• [Provided material]
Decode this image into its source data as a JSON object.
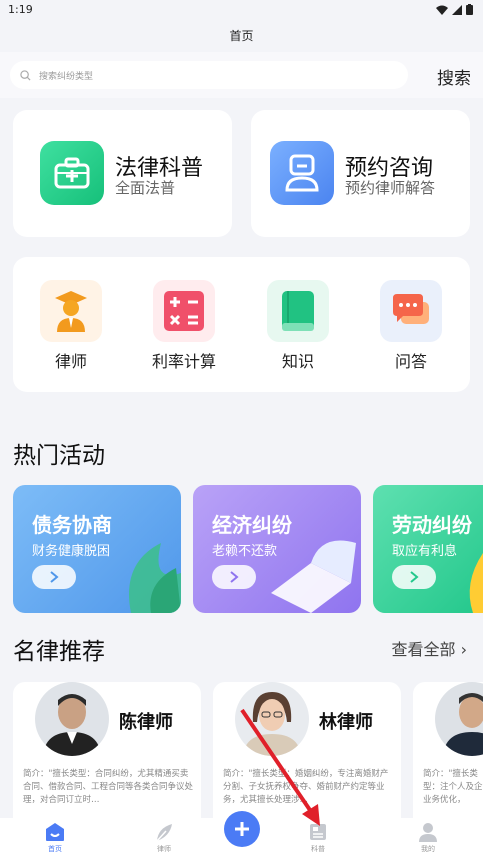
{
  "status_bar": {
    "time": "1:19"
  },
  "header": {
    "title": "首页"
  },
  "search": {
    "placeholder": "搜索纠纷类型",
    "button_label": "搜索"
  },
  "feature_cards": [
    {
      "title": "法律科普",
      "subtitle": "全面法普"
    },
    {
      "title": "预约咨询",
      "subtitle": "预约律师解答"
    }
  ],
  "tools": [
    {
      "label": "律师"
    },
    {
      "label": "利率计算"
    },
    {
      "label": "知识"
    },
    {
      "label": "问答"
    }
  ],
  "activities": {
    "title": "热门活动",
    "banners": [
      {
        "title": "债务协商",
        "subtitle": "财务健康脱困",
        "color": "#5ea5ee"
      },
      {
        "title": "经济纠纷",
        "subtitle": "老赖不还款",
        "color": "#a58cf3"
      },
      {
        "title": "劳动纠纷",
        "subtitle": "取应有利息",
        "color": "#2fcf9a"
      }
    ]
  },
  "lawyers": {
    "title": "名律推荐",
    "view_all": "查看全部",
    "items": [
      {
        "name": "陈律师",
        "desc": "简介：\"擅长类型：合同纠纷，尤其精通买卖合同、借款合同、工程合同等各类合同争议处理，对合同订立时…"
      },
      {
        "name": "林律师",
        "desc": "简介：\"擅长类型：婚姻纠纷，专注离婚财产分割、子女抚养权争夺、婚前财产约定等业务，尤其擅长处理涉…"
      },
      {
        "name": "",
        "desc": "简介：\"擅长类型：注个人及企业务优化，"
      }
    ]
  },
  "tabbar": {
    "items": [
      {
        "label": "首页",
        "active": true
      },
      {
        "label": "律师",
        "active": false
      },
      {
        "label": "科普",
        "active": false
      },
      {
        "label": "我的",
        "active": false
      }
    ]
  }
}
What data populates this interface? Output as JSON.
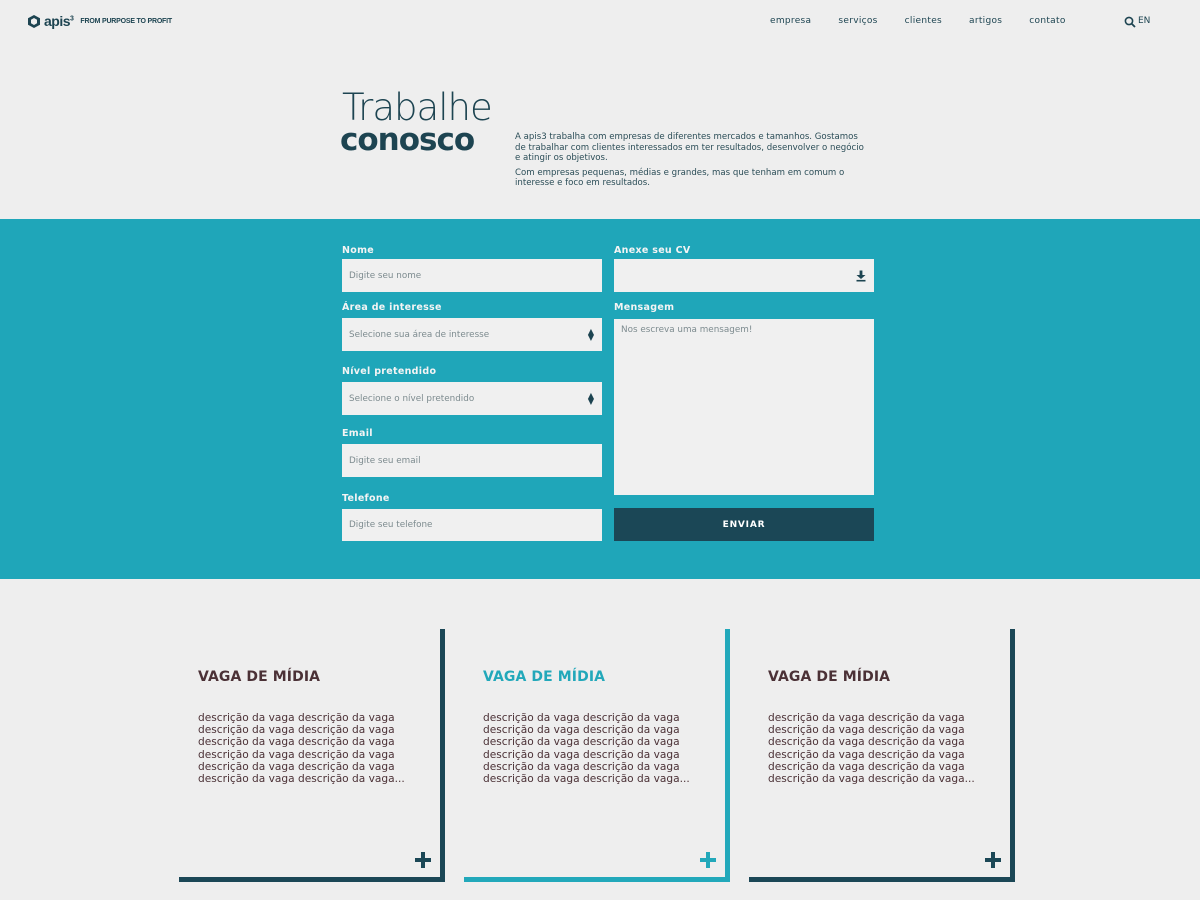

• [What to produce] Quote every line of the records above exactly; no picture is to be copied.

• [Written solution]
Decode this image into its source data as a JSON object.
{
  "status_bar": {
    "time": "1:19"
  },
  "header": {
    "title": "首页"
  },
  "search": {
    "placeholder": "搜索纠纷类型",
    "button_label": "搜索"
  },
  "feature_cards": [
    {
      "title": "法律科普",
      "subtitle": "全面法普"
    },
    {
      "title": "预约咨询",
      "subtitle": "预约律师解答"
    }
  ],
  "tools": [
    {
      "label": "律师"
    },
    {
      "label": "利率计算"
    },
    {
      "label": "知识"
    },
    {
      "label": "问答"
    }
  ],
  "activities": {
    "title": "热门活动",
    "banners": [
      {
        "title": "债务协商",
        "subtitle": "财务健康脱困",
        "color": "#5ea5ee"
      },
      {
        "title": "经济纠纷",
        "subtitle": "老赖不还款",
        "color": "#a58cf3"
      },
      {
        "title": "劳动纠纷",
        "subtitle": "取应有利息",
        "color": "#2fcf9a"
      }
    ]
  },
  "lawyers": {
    "title": "名律推荐",
    "view_all": "查看全部",
    "items": [
      {
        "name": "陈律师",
        "desc": "简介：\"擅长类型：合同纠纷，尤其精通买卖合同、借款合同、工程合同等各类合同争议处理，对合同订立时…"
      },
      {
        "name": "林律师",
        "desc": "简介：\"擅长类型：婚姻纠纷，专注离婚财产分割、子女抚养权争夺、婚前财产约定等业务，尤其擅长处理涉…"
      },
      {
        "name": "",
        "desc": "简介：\"擅长类型：注个人及企业务优化，"
      }
    ]
  },
  "tabbar": {
    "items": [
      {
        "label": "首页",
        "active": true
      },
      {
        "label": "律师",
        "active": false
      },
      {
        "label": "科普",
        "active": false
      },
      {
        "label": "我的",
        "active": false
      }
    ]
  }
}
What data populates this interface? Output as JSON.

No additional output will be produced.